Welcome to my column dedicated to the appreciation of physical media supplements called: Feature Presentations. The goal of this column is not to say whether a film is good or bad and worth picking up or not—I would like to highlight the discs that go the extra mile and provide film fans with enough tasty tidbits to satisfy even the hungriest of cinephiles. With all that out of the way, today’s article will focus on Mortal Thoughts from the After Dark Neo-Noir Cinema box set from Imprint Films. My review of Mortal Thoughts will be part one of a series chronicling each film within the box set.
I’ve spent many years picking up physical media discs, selling off a bunch, picking up more, and the cycle continues to this day. The swapping of discs in my collection happens more frequently than I would like to admit. I’m almost positive I have owned the same disc more than once during my years of collecting. While I may not remember them all, I do recall that Mortal Thoughts graced my collection at one point. The film was a blind buy, but the idea of a neo-noir starring Demi Moore, Bruce Willis, and Harvey Keitel told within a Rashomon-style flashback structure appealed to me. I watched it and, thinking back on it, vaguely remembered a bland story with unlikeable characters. The movie didn’t leave a positive impression and didn’t have me wanting to rewatch it anytime soon. So at some point, I sold it off and moved on with my life.

*-*-*

● **STATED PROBLEM A**
Render the entries as a Markdown table with the columns "Row" and "Entry line," from the line containing "Patent image size: (1403, 472)." up to and including the final line of the entries, leaving out blank lines.

● **THE RECORDS**
*-*-*

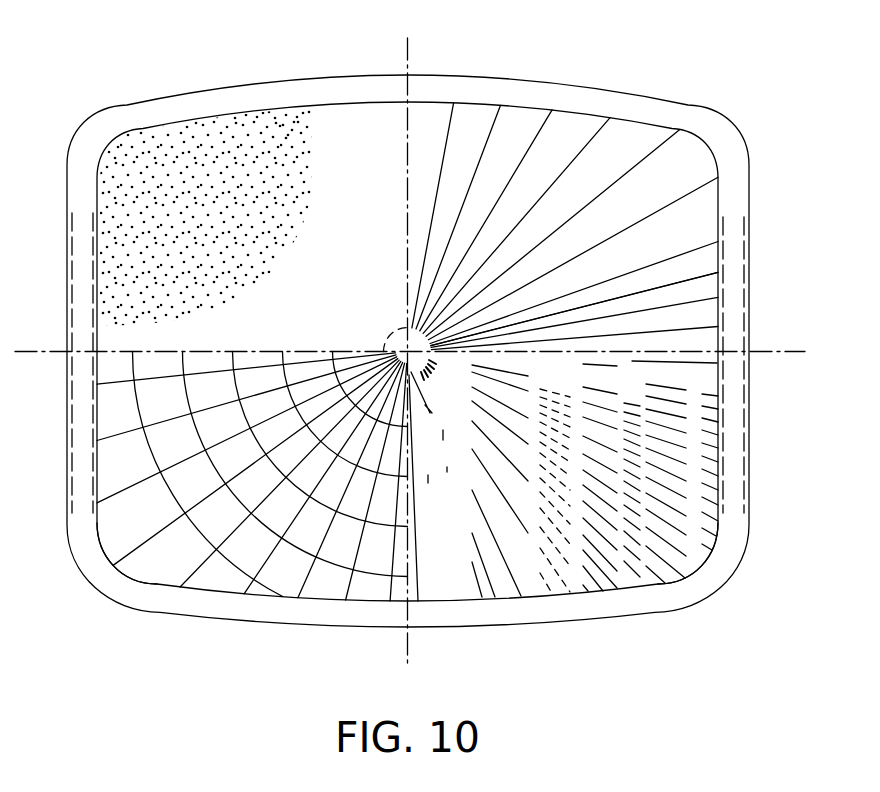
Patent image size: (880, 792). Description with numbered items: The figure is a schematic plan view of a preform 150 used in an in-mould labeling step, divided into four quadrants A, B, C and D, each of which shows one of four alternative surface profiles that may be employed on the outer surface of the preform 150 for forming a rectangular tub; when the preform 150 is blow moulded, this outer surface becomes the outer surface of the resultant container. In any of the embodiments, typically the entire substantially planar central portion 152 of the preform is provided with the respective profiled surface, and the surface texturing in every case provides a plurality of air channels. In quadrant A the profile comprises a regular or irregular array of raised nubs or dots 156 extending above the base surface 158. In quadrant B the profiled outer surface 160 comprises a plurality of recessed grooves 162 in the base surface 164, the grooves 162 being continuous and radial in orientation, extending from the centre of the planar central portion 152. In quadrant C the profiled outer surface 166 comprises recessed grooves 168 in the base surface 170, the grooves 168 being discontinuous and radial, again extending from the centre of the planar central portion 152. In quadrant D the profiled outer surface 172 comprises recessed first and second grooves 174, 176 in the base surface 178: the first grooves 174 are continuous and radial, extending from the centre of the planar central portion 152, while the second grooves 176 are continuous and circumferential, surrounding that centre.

The preform 150 is at (725, 132).
The planar central portion 152 is at (698, 227).
The raised nubs or dots 156 is at (250, 120).
The base surface 158 is at (288, 117).
The profiled outer surface 160 is at (705, 277).
The recessed grooves 162 is at (528, 140).
The base surface 164 is at (699, 314).
The profiled outer surface 166 is at (700, 467).
The recessed grooves 168 is at (675, 522).
The base surface 170 is at (707, 564).
The profiled outer surface 172 is at (108, 545).
The first grooves 174 is at (113, 488).
The second grooves 176 is at (135, 413).
The base surface 178 is at (143, 528).
The quadrant A is at (193, 165).
The quadrant B is at (627, 130).
The quadrant C is at (620, 575).
The quadrant D is at (172, 545).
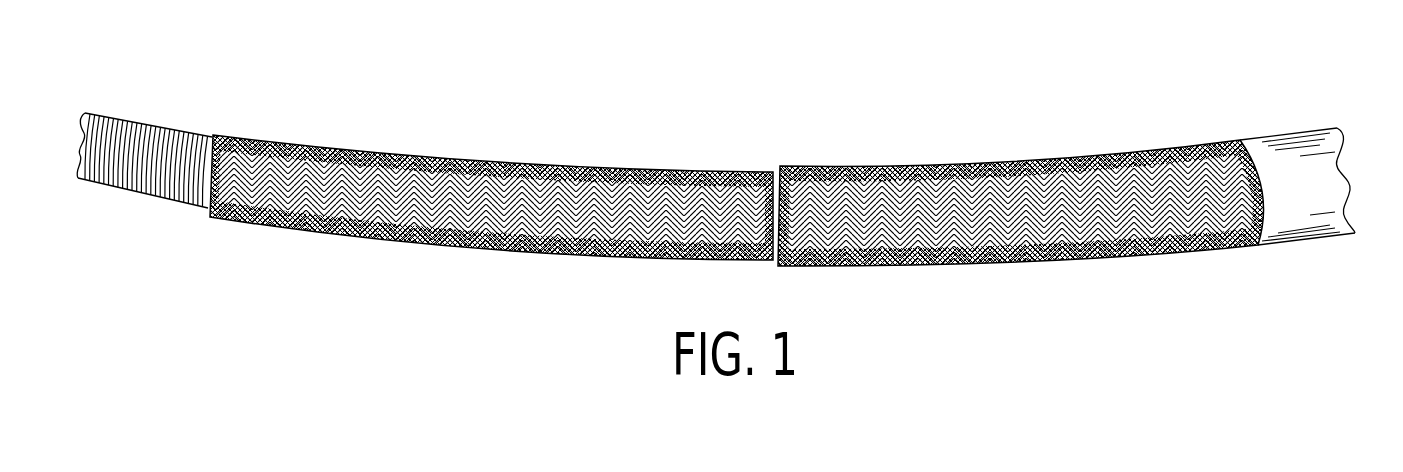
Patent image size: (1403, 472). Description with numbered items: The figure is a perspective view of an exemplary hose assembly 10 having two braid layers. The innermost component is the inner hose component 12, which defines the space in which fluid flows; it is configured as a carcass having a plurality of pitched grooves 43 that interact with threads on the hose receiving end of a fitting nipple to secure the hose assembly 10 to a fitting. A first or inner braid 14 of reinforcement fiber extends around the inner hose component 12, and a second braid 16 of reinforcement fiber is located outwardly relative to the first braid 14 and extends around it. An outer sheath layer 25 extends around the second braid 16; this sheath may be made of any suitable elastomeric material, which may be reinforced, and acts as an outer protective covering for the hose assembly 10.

The hose assembly 10 is at (862, 108).
The inner hose component 12 is at (128, 191).
The first braid 14 is at (343, 239).
The second braid 16 is at (852, 266).
The outer sheath layer 25 is at (1297, 133).
The pitched grooves 43 is at (168, 130).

*-*-*

● **STATED PROBLEM B**
Name every actor whom the column on Mortal Thoughts lists as starring in the film.

● **WRITTEN SOLUTION A**
| Row | Entry line |
|---|---|
| 1 | Patent image size: (1403, 472). Description with numbered items: The figure is a perspective view of an exemplary hose assembly 10 having two braid layers. The innermost component is the inner hose component 12, which defines the space in which fluid flows; it is configured as a carcass having a plurality of pitched grooves 43 that interact with threads on the hose receiving end of a fitting nipple to secure the hose assembly 10 to a fitting. A first or inner braid 14 of reinforcement fiber extends around the inner hose component 12, and a second braid 16 of reinforcement fiber is located outwardly relative to the first braid 14 and extends around it. An outer sheath layer 25 extends around the second braid 16; this sheath may be made of any suitable elastomeric material, which may be reinforced, and acts as an outer protective covering for the hose assembly 10. |
| 2 | The hose assembly 10 is at (862, 108). |
| 3 | The inner hose component 12 is at (128, 191). |
| 4 | The first braid 14 is at (343, 239). |
| 5 | The second braid 16 is at (852, 266). |
| 6 | The outer sheath layer 25 is at (1297, 133). |
| 7 | The pitched grooves 43 is at (168, 130). |

● **WRITTEN SOLUTION B**
Demi Moore, Bruce Willis, Harvey Keitel